— Start Data records —
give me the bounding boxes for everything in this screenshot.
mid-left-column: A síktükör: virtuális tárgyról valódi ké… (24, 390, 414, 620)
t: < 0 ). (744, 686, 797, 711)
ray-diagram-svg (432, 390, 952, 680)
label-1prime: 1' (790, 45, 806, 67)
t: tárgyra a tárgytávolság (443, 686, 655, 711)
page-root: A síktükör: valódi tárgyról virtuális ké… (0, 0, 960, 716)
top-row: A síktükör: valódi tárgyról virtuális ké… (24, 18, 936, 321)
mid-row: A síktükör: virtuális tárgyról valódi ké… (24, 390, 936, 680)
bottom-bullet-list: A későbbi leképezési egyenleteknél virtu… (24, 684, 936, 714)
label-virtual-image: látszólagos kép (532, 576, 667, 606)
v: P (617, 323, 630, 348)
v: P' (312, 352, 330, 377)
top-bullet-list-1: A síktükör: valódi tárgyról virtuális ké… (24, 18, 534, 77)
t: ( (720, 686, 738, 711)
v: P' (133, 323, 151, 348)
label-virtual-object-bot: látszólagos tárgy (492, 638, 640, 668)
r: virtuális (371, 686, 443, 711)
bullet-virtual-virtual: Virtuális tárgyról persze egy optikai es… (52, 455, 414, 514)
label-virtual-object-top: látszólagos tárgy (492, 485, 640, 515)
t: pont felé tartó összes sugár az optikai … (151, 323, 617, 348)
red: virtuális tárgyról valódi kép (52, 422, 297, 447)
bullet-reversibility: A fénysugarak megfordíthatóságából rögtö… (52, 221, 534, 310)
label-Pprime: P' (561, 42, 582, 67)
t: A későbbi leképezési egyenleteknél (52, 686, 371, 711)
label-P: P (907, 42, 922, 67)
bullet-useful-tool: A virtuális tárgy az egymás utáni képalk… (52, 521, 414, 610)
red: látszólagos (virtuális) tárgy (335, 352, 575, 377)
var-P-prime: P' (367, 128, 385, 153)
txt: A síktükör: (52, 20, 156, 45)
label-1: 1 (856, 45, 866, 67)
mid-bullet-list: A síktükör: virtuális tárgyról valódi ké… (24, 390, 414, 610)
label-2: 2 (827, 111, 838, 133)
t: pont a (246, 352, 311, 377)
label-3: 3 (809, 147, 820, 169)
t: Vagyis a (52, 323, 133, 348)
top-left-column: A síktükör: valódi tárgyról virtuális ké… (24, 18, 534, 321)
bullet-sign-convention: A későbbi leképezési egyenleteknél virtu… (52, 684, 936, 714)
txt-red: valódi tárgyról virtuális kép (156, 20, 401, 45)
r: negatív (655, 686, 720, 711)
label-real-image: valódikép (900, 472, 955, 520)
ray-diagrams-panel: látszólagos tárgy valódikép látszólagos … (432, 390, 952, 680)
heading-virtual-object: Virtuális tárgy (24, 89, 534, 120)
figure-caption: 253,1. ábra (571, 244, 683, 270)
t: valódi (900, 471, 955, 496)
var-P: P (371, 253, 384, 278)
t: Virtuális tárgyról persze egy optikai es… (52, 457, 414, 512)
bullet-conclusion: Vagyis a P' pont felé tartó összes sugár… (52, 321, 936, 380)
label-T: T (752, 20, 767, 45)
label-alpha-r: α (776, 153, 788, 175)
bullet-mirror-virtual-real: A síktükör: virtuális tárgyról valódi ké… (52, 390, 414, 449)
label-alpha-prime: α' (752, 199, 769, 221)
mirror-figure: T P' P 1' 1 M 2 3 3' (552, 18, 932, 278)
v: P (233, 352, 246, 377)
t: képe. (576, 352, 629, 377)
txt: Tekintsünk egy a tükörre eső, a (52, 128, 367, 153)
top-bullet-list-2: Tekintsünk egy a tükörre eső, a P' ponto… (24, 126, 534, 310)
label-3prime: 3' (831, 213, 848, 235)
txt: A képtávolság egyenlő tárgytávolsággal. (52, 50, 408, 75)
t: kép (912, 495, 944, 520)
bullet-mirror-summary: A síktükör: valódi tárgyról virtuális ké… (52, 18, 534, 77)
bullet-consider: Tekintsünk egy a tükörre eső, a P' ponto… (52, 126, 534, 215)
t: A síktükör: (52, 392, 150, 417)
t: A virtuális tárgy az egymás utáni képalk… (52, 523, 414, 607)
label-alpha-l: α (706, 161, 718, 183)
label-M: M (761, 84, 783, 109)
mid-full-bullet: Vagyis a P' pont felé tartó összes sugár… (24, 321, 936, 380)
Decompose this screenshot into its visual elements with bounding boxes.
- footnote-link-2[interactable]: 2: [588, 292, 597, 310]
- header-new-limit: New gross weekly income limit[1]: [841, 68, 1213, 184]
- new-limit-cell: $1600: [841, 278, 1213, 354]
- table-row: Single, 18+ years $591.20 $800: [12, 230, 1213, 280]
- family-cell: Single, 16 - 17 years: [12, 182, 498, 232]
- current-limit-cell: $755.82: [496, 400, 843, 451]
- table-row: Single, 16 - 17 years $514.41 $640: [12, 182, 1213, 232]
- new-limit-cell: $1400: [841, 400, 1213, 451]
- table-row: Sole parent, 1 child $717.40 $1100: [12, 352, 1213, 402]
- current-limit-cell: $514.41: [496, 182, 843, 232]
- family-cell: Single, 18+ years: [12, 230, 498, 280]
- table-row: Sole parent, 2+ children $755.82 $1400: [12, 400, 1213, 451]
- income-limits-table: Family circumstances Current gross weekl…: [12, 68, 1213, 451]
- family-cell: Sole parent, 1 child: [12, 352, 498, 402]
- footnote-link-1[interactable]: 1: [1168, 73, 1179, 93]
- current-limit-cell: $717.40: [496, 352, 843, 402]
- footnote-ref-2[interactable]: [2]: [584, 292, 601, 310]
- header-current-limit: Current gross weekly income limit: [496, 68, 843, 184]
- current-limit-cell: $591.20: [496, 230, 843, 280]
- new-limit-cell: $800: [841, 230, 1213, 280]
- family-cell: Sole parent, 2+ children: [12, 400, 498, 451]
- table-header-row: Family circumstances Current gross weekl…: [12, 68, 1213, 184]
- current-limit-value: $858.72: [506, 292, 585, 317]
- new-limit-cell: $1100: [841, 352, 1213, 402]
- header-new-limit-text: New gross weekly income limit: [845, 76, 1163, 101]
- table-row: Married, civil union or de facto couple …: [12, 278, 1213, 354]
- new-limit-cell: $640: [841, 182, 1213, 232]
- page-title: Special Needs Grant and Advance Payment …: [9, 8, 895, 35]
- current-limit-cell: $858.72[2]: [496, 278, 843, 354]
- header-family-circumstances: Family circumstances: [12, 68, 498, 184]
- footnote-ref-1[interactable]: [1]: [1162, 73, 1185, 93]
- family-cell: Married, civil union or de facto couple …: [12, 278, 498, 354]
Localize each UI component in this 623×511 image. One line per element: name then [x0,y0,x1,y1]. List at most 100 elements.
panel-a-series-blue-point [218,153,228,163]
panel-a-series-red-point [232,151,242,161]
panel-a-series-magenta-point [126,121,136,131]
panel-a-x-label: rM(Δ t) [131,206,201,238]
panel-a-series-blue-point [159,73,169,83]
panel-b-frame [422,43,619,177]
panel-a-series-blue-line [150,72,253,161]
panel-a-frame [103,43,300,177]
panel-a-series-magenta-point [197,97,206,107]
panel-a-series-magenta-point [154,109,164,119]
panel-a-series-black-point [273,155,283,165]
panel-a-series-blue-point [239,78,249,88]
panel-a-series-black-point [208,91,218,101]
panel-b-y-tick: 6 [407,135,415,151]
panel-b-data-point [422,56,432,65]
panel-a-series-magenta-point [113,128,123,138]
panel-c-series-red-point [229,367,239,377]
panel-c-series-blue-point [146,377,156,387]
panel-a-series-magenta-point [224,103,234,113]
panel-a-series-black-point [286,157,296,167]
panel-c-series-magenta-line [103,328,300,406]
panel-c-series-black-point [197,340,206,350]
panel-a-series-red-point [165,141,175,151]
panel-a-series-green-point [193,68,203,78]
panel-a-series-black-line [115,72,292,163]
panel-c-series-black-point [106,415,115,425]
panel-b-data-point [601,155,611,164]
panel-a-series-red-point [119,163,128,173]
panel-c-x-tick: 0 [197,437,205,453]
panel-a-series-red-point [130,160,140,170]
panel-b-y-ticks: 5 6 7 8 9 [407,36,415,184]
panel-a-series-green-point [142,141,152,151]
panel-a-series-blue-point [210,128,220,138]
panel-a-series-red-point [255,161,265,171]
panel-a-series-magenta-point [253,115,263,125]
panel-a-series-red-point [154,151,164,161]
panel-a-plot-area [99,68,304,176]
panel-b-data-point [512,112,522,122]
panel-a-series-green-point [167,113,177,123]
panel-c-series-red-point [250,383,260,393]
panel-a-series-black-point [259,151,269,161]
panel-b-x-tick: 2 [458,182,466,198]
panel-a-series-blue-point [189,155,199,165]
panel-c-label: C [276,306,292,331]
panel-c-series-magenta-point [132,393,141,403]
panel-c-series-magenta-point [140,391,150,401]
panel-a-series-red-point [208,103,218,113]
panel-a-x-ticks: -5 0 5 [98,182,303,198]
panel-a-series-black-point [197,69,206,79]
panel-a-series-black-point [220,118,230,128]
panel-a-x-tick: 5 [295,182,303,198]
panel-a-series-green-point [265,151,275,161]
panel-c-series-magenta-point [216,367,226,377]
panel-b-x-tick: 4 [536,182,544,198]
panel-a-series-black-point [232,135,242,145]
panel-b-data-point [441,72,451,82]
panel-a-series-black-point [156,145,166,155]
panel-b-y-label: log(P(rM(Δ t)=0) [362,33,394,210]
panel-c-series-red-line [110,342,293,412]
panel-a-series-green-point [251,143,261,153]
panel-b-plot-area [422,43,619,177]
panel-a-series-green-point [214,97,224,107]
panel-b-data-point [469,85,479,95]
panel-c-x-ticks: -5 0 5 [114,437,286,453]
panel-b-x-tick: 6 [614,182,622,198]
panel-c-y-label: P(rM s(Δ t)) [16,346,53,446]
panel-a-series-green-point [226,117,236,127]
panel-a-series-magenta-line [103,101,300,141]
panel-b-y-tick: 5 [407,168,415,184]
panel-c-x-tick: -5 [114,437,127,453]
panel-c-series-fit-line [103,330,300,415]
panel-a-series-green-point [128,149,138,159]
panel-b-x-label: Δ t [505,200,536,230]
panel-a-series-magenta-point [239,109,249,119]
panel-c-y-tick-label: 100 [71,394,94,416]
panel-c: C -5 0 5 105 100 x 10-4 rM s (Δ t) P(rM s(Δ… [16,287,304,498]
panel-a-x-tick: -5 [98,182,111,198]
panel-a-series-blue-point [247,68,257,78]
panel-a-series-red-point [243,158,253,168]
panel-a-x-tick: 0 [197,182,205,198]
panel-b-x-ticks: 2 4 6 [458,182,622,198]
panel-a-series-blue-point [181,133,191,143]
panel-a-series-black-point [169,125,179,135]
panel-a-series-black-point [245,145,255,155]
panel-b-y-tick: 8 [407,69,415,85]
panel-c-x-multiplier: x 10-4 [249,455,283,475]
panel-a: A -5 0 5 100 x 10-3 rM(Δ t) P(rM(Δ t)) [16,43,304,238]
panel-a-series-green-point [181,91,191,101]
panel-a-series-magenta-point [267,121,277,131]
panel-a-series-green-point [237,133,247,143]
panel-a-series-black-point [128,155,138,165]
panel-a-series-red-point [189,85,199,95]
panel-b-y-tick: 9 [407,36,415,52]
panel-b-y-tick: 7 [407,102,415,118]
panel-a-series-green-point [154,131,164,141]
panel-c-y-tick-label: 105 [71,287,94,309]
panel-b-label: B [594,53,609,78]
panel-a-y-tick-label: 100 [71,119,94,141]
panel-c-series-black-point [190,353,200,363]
— End Data records —
Problem: Convert the lines from the start of the records through the line containing "mid-row: A síktükör: virtuális" into a JSON list of strings, one string per line, omitting blank lines.

Response to this task:
[
  "give me the bounding boxes for everything in this screenshot.",
  "mid-left-column: A síktükör: virtuális tárgyról valódi ké… (24, 390, 414, 620)",
  "t: < 0 ). (744, 686, 797, 711)",
  "ray-diagram-svg (432, 390, 952, 680)",
  "label-1prime: 1' (790, 45, 806, 67)",
  "t: tárgyra a tárgytávolság (443, 686, 655, 711)",
  "page-root: A síktükör: valódi tárgyról virtuális ké… (0, 0, 960, 716)",
  "top-row: A síktükör: valódi tárgyról virtuális ké… (24, 18, 936, 321)",
  "mid-row: A síktükör: virtuális tárgyról valódi ké… (24, 390, 936, 680)"
]